EXTRAIT:
──────────────────────────────

L’emploi d’armes chimiques dans les opérations militaires est associé dans la mémoire des peuples occidentaux aux terribles tragédies des deux grands conflits du XXème siècle. Les gaz de 14-18 ont tué près de cent mille personnes et en ont blessé près d’un million, qui en ont porté les stigmates longtemps après la fin des hostilités. Quant aux chambres à gaz de 39-45, elles sont loin d’être un « détail » de l’histoire, n’en déplaise à Jean-Marie Le Pen. Elles ont rendu particulièrement haïssable le souvenir des massacres dont elles ont été l’instrument. Voilà pourquoi sans doute le recours aux outils chimiques est devenu l’un des tabous du droit de la guerre, l’interdit majeur des guerres modernes.
Certains ont beau dire qu’il n’est pas plus acceptable de mourir sous un bombardement classique que d’être la cible d’agents toxiques, il n’empêche que l’armement chimique reste dans l’imaginaire collectif comme un signe de barbarie. Au-delà des réminiscences d’un passé douloureux, il est d’autant plus un objet d’horreur qu’il provoque la mort dans des conditions particulièrement atroces et que, de surcroît, il vise prioritairement les populations civiles. Consciente de la cruauté de ces gaz meurtriers, la communauté internationale a légiféré au XXème siècle pour tenter de les éliminer.

──────────────────────────────

DONNÉES FOURNIES:
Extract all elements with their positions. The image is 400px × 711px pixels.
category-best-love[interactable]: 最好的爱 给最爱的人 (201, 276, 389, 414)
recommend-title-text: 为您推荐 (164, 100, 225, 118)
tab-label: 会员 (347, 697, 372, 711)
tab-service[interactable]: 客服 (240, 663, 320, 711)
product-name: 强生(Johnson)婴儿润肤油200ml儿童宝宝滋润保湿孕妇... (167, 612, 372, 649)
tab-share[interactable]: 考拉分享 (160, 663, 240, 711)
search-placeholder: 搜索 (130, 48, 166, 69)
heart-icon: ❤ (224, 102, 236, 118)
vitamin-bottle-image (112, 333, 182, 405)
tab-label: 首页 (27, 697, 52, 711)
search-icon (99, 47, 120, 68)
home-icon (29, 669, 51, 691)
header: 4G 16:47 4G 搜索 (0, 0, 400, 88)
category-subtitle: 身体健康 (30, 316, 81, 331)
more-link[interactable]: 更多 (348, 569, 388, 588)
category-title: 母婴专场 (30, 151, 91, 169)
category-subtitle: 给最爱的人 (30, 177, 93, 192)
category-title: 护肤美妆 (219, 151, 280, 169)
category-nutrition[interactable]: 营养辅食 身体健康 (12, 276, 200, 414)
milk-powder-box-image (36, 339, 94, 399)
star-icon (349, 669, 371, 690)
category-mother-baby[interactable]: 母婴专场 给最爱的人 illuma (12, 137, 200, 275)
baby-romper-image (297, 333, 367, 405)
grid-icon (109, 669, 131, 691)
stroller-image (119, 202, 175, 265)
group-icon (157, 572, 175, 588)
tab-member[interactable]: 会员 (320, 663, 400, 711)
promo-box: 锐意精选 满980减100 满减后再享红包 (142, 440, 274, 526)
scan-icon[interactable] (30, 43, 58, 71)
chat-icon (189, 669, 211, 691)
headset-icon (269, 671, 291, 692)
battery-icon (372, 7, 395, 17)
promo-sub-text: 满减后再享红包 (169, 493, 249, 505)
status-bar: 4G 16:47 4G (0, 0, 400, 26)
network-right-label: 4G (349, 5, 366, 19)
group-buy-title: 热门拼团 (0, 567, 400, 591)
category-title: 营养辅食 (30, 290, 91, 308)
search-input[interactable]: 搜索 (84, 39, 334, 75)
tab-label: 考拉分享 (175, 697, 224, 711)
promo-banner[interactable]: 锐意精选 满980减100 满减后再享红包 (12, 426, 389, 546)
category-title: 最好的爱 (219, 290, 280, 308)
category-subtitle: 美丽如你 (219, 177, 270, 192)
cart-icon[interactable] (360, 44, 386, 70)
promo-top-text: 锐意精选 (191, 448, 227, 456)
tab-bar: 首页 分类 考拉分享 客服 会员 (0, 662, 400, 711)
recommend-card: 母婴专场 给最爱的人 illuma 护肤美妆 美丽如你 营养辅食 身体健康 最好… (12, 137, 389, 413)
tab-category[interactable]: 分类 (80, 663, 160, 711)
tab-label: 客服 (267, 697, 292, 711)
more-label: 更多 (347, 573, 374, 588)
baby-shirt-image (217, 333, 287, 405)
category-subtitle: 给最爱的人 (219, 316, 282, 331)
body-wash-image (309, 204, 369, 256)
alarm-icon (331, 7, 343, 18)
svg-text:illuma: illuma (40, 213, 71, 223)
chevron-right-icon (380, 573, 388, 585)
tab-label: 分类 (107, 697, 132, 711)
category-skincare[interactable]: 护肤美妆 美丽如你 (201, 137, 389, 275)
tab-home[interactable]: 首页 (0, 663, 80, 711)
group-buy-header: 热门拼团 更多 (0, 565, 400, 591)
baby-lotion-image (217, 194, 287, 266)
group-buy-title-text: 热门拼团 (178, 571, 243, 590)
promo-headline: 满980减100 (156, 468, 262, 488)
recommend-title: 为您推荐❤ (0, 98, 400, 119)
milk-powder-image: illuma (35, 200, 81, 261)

──────────────────────────────

TÂCHES À RÉALISER:
**1)** D'après l'extrait sur les armes chimiques, combien de personnes les gaz de 14-18 ont-ils tuées ?
**2)** Poursuivez l'extrait sur les armes chimiques à la suite de sa dernière phrase.
Les lignes forment un matériau à part, sans lien avec l'extrait.

VOS RÉPONSES:
**1)** Près de cent mille personnes.

**2)**
En 1925, le protocole de Genève, entré en vigueur en 1928, a prohibé l’usage des gaz asphyxiants, toxiques ou similaires, ainsi que les moyens bactériologiques. Mais il n’en a interdit ni la production ni le stockage. Il n’a pas non plus prévu une procédure de vérification. Aussi ses effets ont-ils été limités. Ce n’est qu’en 1993 qu’un nouveau texte a été signé, la Convention sur l’interdiction des armes chimiques, entrée en vigueur en 1997. Une Convention sur l’interdiction des armes biologiques avait été signée en 1972 avant d’entrer en vigueur en 1975.
La Convention sur l’interdiction des armes chimiques demande l’interdiction complète de ces armes, prohibant leur mise au point, leur fabrication, leur stockage et leur usage. Elle ordonne la destruction des arsenaux existants. Elle crée une institution, l’Organisation pour l’interdiction des armes chimiques (OIAC) chargée de vérifier que les engagements pris sont tenus. La plupart des Etats ont souscrit à ces obligations mais il est clair que tous les stocks n’ont pas été détruits.
Le régime de Bachar al-Assad a usé plusieurs fois de telles armes contre ses compatriotes, à la fois pour accélérer la victoire de ses forces là où elles rencontraient des résistances et pour semer la terreur dans l’ensemble du pays. Il s’est donc exposé aux représailles des Occidentaux, qui avaient renoncé à intervenir en 2013 après une précédente attaque chimique mais qui, en 2018, ont décidé de mettre leurs menaces à exécution. Cette riposte était nécessaire. Elle n’avait pas pour but de renverser le régime de Damas, mais d’opposer un non catégorique à l’emploi des armes chimiques. Même si elle a été conduite sans l’aval du Conseil de sécurité des Nations unies, bloqué par le veto russe, elle peut légitimement se réclamer du respect du droit international.